» Passage provided:
#####

EXPLOITING SOLAR ENERGY WITH PHOTOVOLTAICS
Jože Rakovec
Faculty of Mathematics and Physics, University of Ljubljana, Ljubljana, Slovenia
Keywords: solar irradiation, Slovenia, photovoltaics
Abstract: Energy balance of a solar panel is considered in relation to its efficiency. The monthly, seasonal and yearly means of solar radiance exposures are presented in a form of geo-referenced maps for whole Slovenia with a spatial resolution 100 m x 100 m, as well as the diagrams of the optimal tilts and orientation of solar collectors for selected places in Slovenia. In rough relief, not only the whole landscape is divided into sunny and shady parts, but also different sky-view factors influence strongly the diffuse part of radiance exposure. The trend of increasing global solar radiance exposure during the last few decades can partly be explained with the trend of the reduced fog occurrence over Slovenia.
Fotonapetostno izkoriščanje sončne energije
Kjučne besede: sončno obsevanje, Slovenija, fotovoltaika
Izvleček: Energijska bilanca fotonapetostnega modula je pogojena tudi z njegovim izkoristkom. Mesečna, sezonska in letna povprečja sončnega obsevanja so predstavljena na geografski karti z resolucijo 100 m x 100 m za celotno Slovenijo. Prav tako so podani diagrami optimalnega naklona in orientacije fotonapetostnih modulov za izbrane kraje v Sloveniji. Na razgibanem terenu pokrajina ni razdeljena samo na senčni in osončen del temveč tudi glede na različne vidne kote neba, ki močno vplivajo na difuzni del obsevanja. Trende povečevanja sončnega obsevanja v zadnji dekadi lahko razložimo delno tudi z zmanjšanjem pojava megle v Sloveniji.
1	Introduction
The natural resource for exploiting solar energy is of course solar irradiance that differs from place to place due to astronomical and weather related factors. While astronomical part can be well described with analytical equations, the meteorological part should be determined with a help of the measured data as well as using the results of meteorological models. The most important is of course the solar irradiance (power density), or radiance exposure (energy density, accumulated in a certain time, for example in a day). The next most important is air temperature, affecting the energy balance of solar collectors, followed by other parameters that influence heat exchange between collectors and their environment, like wind, precipitation etc., resulting in temperature of collector. Temperature is important as efficiency of PV cells diminishes with temperature.
In this paper are thus presented the factors of energy balance of a solar panel, the methodology for obtaining geo-referenced solar radiance exposures in a horizontal resolution of 100 m X 100 m, and the optimal tilts and orientations of surfaces with the highest radiation exposures.

#####

Extend the paper on exploiting solar energy with photovoltaics in Slovenia, picking up after its last sentence. The data that follows is not needed for anything here.

» Page layout parsing data:
#####

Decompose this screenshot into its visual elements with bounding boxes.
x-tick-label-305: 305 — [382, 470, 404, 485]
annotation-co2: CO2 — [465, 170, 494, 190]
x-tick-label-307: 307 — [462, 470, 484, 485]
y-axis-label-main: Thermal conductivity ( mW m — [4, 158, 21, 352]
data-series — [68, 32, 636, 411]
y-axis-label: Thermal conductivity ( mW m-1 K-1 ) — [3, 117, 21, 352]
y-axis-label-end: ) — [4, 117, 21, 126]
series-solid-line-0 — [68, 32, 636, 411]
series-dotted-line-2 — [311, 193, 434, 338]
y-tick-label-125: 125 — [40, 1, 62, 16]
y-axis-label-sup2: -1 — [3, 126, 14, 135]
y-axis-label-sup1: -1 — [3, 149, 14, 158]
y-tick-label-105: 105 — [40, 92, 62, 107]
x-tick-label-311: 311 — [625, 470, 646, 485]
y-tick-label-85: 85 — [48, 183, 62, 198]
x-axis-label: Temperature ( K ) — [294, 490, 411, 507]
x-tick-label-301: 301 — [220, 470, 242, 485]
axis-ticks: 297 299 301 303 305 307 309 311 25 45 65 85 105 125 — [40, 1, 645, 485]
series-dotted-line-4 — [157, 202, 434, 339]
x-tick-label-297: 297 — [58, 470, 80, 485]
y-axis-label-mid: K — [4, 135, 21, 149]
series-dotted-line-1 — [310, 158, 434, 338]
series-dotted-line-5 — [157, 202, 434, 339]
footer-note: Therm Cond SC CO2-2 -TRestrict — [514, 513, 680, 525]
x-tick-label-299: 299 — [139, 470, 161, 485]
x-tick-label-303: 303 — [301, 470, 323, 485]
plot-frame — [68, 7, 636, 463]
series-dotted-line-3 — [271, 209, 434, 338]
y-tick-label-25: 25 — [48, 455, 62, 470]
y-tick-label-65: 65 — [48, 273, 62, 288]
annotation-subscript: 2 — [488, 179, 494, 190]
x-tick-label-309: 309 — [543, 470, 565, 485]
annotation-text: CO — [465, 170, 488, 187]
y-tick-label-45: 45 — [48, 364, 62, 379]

#####

» Expected answer:
2	The data
2.1 Solar energy data
Solar energy is not measured for a long period at many meteorological stations in Slovenia since most of the pyra-nometers, measuring global solar irradiation, were installed only in the last ten or fifteen years. Therefore, the time period for climatology of solar radiance exposures do not span over the 30-year period, which comprises the clima-
tologically established standard that ensures the desired stability and representativeness of the measured data. Namely, if we want to consider the 30-year period we would have to hold back on our study and the publishing of re-suits for the next 15 years. Due to the requirements of such data, the study was only performed on 10-year-long data sets.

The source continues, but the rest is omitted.